TASK INSTRUCTIONS
Find the string "your" in the listing and report every line that has it.

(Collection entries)
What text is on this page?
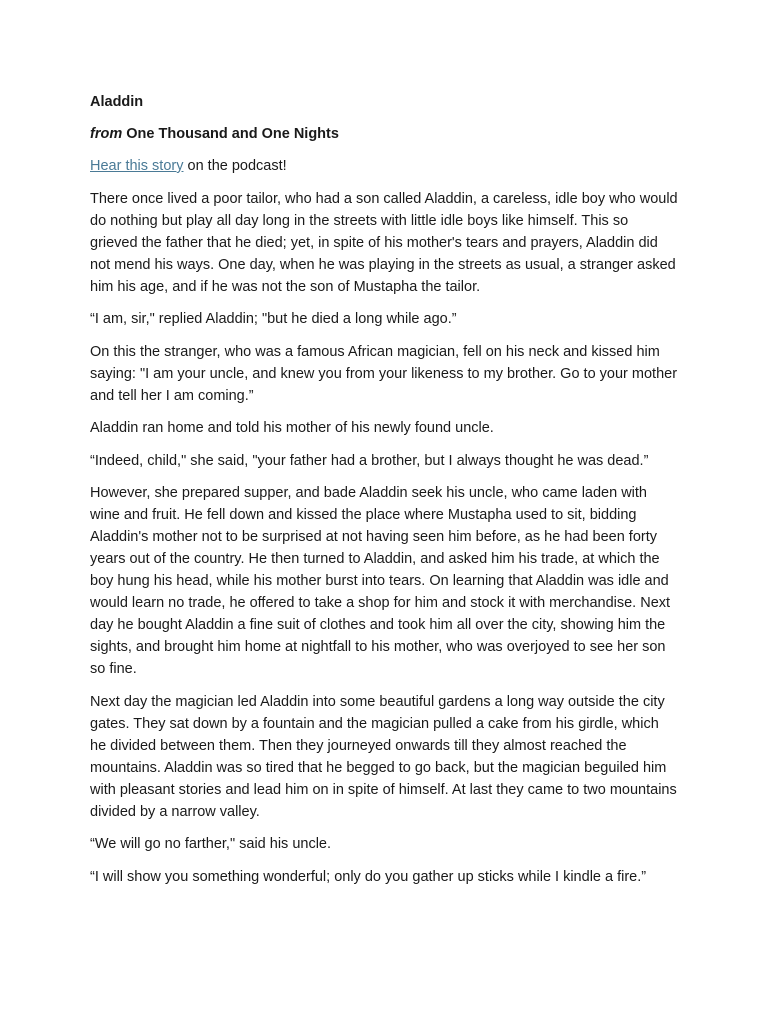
Aladdin
from One Thousand and One Nights

Hear this story on the podcast!

There once lived a poor tailor, who had a son called Aladdin, a careless, idle boy who would do nothing but play all day long in the streets with little idle boys like himself. This so grieved the father that he died; yet, in spite of his mother's tears and prayers, Aladdin did not mend his ways. One day, when he was playing in the streets as usual, a stranger asked him his age, and if he was not the son of Mustapha the tailor.

“I am, sir," replied Aladdin; "but he died a long while ago.”

On this the stranger, who was a famous African magician, fell on his neck and kissed him saying: "I am your uncle, and knew you from your likeness to my brother. Go to your mother and tell her I am coming.”

Aladdin ran home and told his mother of his newly found uncle.

“Indeed, child," she said, "your father had a brother, but I always thought he was dead.”

However, she prepared supper, and bade Aladdin seek his uncle, who came laden with wine and fruit. He fell down and kissed the place where Mustapha used to sit, bidding Aladdin's mother not to be surprised at not having seen him before, as he had been forty years out of the country. He then turned to Aladdin, and asked him his trade, at which the boy hung his head, while his mother burst into tears. On learning that Aladdin was idle and would learn no trade, he offered to take a shop for him and stock it with merchandise. Next day he bought Aladdin a fine suit of clothes and took him all over the city, showing him the sights, and brought him home at nightfall to his mother, who was overjoyed to see her son so fine.

Next day the magician led Aladdin into some beautiful gardens a long way outside the city gates. They sat down by a fountain and the magician pulled a cake from his girdle, which he divided between them. Then they journeyed onwards till they almost reached the mountains. Aladdin was so tired that he begged to go back, but the magician beguiled him with pleasant stories and lead him on in spite of himself. At last they came to two mountains divided by a narrow valley.

“We will go no farther," said his uncle.

“I will show you something wonderful; only do you gather up sticks while I kindle a fire.”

COMPLETE OUTPUT
On this the stranger, who was a famous African magician, fell on his neck and kissed him saying: "I am your uncle, and knew you from your likeness to my brother. Go to your mother and tell her I am coming.”
“Indeed, child," she said, "your father had a brother, but I always thought he was dead.”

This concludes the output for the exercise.